- Fragmento
------------------------------------------------
Descripción
Los hallazgos del libro “Ciudades que me habitan” son contundentes. El poeta se deslastra de dos prejuicios: lo urbano y lo social; que parecen estar amarrados, junto al antagónico tema bucólico, a la tematología de la poesía contemporánea latinoamericana. No es un poeta de izquierdas cantando a Leningrado, no es un sibarita de espaldas a las cicatrices de la historia. “Ciudades que me habitan” profundiza y salta por encima de cliché latinoamericano e inventa una solución en el decir de nuestra lengua.
La construcción de un paradigma de lo “habitable” es quizá el silogismo que armoniza este libro: con su carga de sentimientos, Gutiérrez Lozano, va dejando una huella desde su propia y privada historia personal, en cada uno de estos sitios, que más que unas estampas de álbum de recuerdos o postales de viajes que se envían a la distancia del tiempo y cuyo remitente es uno mismo, va formando una geografía muy particular, como si pudiera redibujar el mundo y convertirlo en este inventario cerrado de sensaciones que se presentan en forma de poemas.
------------------------------------------------
- Problemas y tareas
A) Traduce al inglés esta oración de la reseña sobre «Ciudades que me habitan»: «No es un poeta de izquierdas cantando a Leningrado, no es un sibarita de espaldas a las cicatrices de la historia.»
B) Prosigue la reseña sobre «Ciudades que me habitan» a partir de su última oración.
Las líneas son material independiente de la reseña.

- Datos proporcionados
------------------------------------------------
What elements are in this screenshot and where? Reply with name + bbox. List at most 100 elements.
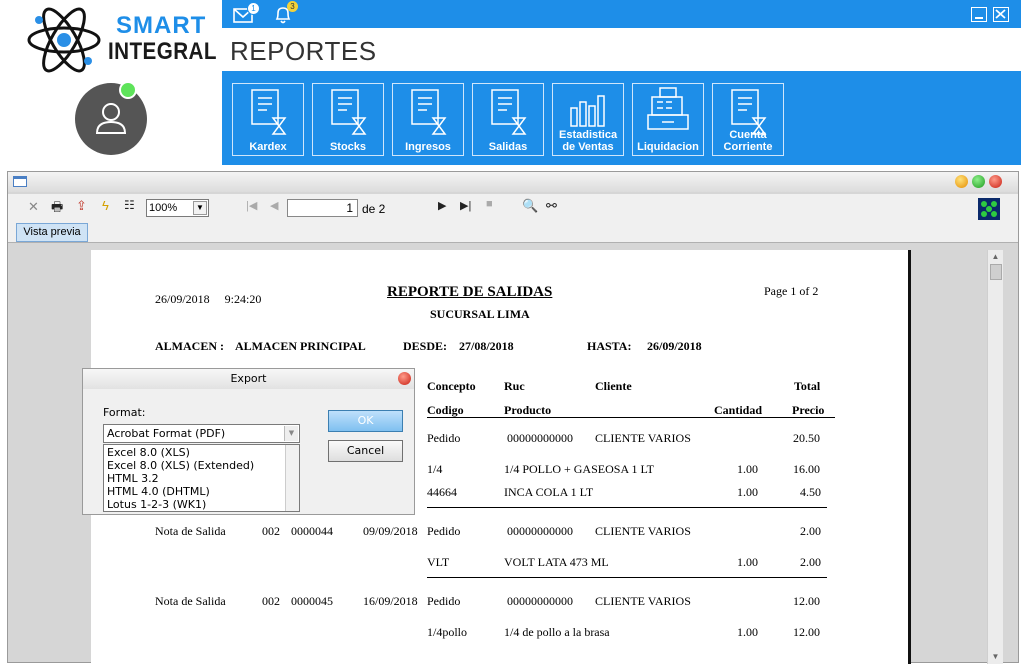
------------------------------------------------
- Respuestas por tarea
A) He is not a left-wing poet singing to Leningrad; he is not a sybarite with his back turned to the scars of history.

B)
Como quien confecciona una casa con 40 puertas y empieza a llamar hogar al pasillo donde el viento abanica las bisagras y nos deja ver, cual flashmod de una vida, los entreverados silencios que construyen un discurso: el que nos define superpuestos en el contexto; así el poeta nos presenta en cada poema una arquitectura poética que prefigura el ascenso de la memoria, hacia la identidad.
“Ciudades que me habitan” podría parecer un libro de viajes, porque de principio a fin, cual periplo homérico, mueve al lector a las diferentes estancias mentales que se permite el poeta, quien no engaña, ni intenta convencernos de que esas experiencias son trascendentales o nos llevaran a la iluminación: no es un viaje de redención. El poeta Gutiérrez Lozano es un “cosmopolita doméstico”, de España a Serbia como quien sale de la cocina al comedor. Se lamenta de un amor en medio del Atlántico como quien ha colgado la línea de teléfono en la sala y va al dormitorio a consultar su suerte en onirismo, por su puesto en México, donde el “cántaro roto” de Octavio Paz sueña para todos.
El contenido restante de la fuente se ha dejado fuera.